_WHAT IS NEEDED_: Exactly reproduce the lines that follow.

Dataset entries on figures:
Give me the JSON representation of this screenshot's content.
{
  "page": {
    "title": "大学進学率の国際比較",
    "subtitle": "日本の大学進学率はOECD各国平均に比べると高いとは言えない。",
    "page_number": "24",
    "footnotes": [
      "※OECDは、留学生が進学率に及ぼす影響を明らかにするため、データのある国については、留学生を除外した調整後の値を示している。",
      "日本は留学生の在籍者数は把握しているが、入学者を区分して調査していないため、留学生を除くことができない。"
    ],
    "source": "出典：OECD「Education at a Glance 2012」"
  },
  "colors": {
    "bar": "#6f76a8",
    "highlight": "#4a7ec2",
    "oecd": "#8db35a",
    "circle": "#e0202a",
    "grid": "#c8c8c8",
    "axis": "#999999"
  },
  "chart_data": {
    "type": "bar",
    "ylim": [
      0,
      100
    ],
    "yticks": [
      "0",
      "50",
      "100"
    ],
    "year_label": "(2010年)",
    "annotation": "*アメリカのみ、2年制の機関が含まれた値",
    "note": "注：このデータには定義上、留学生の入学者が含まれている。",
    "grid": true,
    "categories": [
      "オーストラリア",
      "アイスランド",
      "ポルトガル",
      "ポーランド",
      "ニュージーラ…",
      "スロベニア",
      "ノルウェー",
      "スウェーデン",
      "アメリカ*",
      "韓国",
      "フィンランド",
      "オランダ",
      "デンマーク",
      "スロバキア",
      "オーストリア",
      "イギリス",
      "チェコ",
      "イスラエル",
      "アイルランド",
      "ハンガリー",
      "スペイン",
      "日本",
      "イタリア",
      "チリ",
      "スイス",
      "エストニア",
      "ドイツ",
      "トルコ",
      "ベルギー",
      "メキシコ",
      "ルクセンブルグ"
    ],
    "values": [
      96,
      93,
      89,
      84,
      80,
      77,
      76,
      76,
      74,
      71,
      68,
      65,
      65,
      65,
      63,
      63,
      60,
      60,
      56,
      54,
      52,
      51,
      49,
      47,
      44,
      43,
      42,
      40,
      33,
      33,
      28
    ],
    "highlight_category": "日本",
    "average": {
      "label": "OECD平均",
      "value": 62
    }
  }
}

_FINAL RESULT_:
Give me the JSON representation of this screenshot's content.
{
  "page": {
    "title": "大学進学率の国際比較",
    "subtitle": "日本の大学進学率はOECD各国平均に比べると高いとは言えない。",
    "page_number": "24",
    "footnotes": [
      "※OECDは、留学生が進学率に及ぼす影響を明らかにするため、データのある国については、留学生を除外した調整後の値を示している。",
      "日本は留学生の在籍者数は把握しているが、入学者を区分して調査していないため、留学生を除くことができない。"
    ],
    "source": "出典：OECD「Education at a Glance 2012」"
  },
  "colors": {
    "bar": "#6f76a8",
    "highlight": "#4a7ec2",
    "oecd": "#8db35a",
    "circle": "#e0202a",
    "grid": "#c8c8c8",
    "axis": "#999999"
  },
  "chart_data": {
    "type": "bar",
    "ylim": [
      0,
      100
    ],
    "yticks": [
      "0",
      "50",
      "100"
    ],
    "year_label": "(2010年)",
    "annotation": "*アメリカのみ、2年制の機関が含まれた値",
    "note": "注：このデータには定義上、留学生の入学者が含まれている。",
    "grid": true,
    "categories": [
      "オーストラリア",
      "アイスランド",
      "ポルトガル",
      "ポーランド",
      "ニュージーラ…",
      "スロベニア",
      "ノルウェー",
      "スウェーデン",
      "アメリカ*",
      "韓国",
      "フィンランド",
      "オランダ",
      "デンマーク",
      "スロバキア",
      "オーストリア",
      "イギリス",
      "チェコ",
      "イスラエル",
      "アイルランド",
      "ハンガリー",
      "スペイン",
      "日本",
      "イタリア",
      "チリ",
      "スイス",
      "エストニア",
      "ドイツ",
      "トルコ",
      "ベルギー",
      "メキシコ",
      "ルクセンブルグ"
    ],
    "values": [
      96,
      93,
      89,
      84,
      80,
      77,
      76,
      76,
      74,
      71,
      68,
      65,
      65,
      65,
      63,
      63,
      60,
      60,
      56,
      54,
      52,
      51,
      49,
      47,
      44,
      43,
      42,
      40,
      33,
      33,
      28
    ],
    "highlight_category": "日本",
    "average": {
      "label": "OECD平均",
      "value": 62
    }
  }
}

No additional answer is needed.